======== Listed records
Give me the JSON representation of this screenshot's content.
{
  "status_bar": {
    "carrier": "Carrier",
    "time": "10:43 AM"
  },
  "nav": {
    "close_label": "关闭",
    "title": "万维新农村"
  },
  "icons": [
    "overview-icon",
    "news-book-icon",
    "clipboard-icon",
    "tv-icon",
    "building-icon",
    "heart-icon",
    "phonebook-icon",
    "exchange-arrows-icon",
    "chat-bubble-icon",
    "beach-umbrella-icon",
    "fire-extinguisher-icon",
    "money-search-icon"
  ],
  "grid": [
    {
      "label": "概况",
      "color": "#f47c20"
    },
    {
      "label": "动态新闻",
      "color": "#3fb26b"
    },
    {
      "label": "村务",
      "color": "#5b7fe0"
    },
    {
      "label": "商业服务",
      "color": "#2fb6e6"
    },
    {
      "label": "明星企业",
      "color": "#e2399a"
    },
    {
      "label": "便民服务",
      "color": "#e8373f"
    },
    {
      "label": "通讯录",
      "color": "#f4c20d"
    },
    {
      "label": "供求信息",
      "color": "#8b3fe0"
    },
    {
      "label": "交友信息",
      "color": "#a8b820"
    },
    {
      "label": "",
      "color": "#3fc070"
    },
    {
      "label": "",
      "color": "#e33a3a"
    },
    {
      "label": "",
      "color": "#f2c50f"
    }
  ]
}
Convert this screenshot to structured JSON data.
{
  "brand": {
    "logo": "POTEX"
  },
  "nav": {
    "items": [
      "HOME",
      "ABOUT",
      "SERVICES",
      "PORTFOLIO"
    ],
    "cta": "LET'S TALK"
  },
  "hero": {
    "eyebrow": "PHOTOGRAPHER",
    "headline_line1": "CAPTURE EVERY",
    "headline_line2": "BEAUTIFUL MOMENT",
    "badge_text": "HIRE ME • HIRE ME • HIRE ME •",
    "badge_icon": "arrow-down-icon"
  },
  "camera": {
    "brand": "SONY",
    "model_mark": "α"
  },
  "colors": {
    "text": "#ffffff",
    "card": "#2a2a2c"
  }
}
================
Given task:
All of the lines above must be returned exactly.

Reply:
Give me the JSON representation of this screenshot's content.
{
  "status_bar": {
    "carrier": "Carrier",
    "time": "10:43 AM"
  },
  "nav": {
    "close_label": "关闭",
    "title": "万维新农村"
  },
  "icons": [
    "overview-icon",
    "news-book-icon",
    "clipboard-icon",
    "tv-icon",
    "building-icon",
    "heart-icon",
    "phonebook-icon",
    "exchange-arrows-icon",
    "chat-bubble-icon",
    "beach-umbrella-icon",
    "fire-extinguisher-icon",
    "money-search-icon"
  ],
  "grid": [
    {
      "label": "概况",
      "color": "#f47c20"
    },
    {
      "label": "动态新闻",
      "color": "#3fb26b"
    },
    {
      "label": "村务",
      "color": "#5b7fe0"
    },
    {
      "label": "商业服务",
      "color": "#2fb6e6"
    },
    {
      "label": "明星企业",
      "color": "#e2399a"
    },
    {
      "label": "便民服务",
      "color": "#e8373f"
    },
    {
      "label": "通讯录",
      "color": "#f4c20d"
    },
    {
      "label": "供求信息",
      "color": "#8b3fe0"
    },
    {
      "label": "交友信息",
      "color": "#a8b820"
    },
    {
      "label": "",
      "color": "#3fc070"
    },
    {
      "label": "",
      "color": "#e33a3a"
    },
    {
      "label": "",
      "color": "#f2c50f"
    }
  ]
}
Convert this screenshot to structured JSON data.
{
  "brand": {
    "logo": "POTEX"
  },
  "nav": {
    "items": [
      "HOME",
      "ABOUT",
      "SERVICES",
      "PORTFOLIO"
    ],
    "cta": "LET'S TALK"
  },
  "hero": {
    "eyebrow": "PHOTOGRAPHER",
    "headline_line1": "CAPTURE EVERY",
    "headline_line2": "BEAUTIFUL MOMENT",
    "badge_text": "HIRE ME • HIRE ME • HIRE ME •",
    "badge_icon": "arrow-down-icon"
  },
  "camera": {
    "brand": "SONY",
    "model_mark": "α"
  },
  "colors": {
    "text": "#ffffff",
    "card": "#2a2a2c"
  }
}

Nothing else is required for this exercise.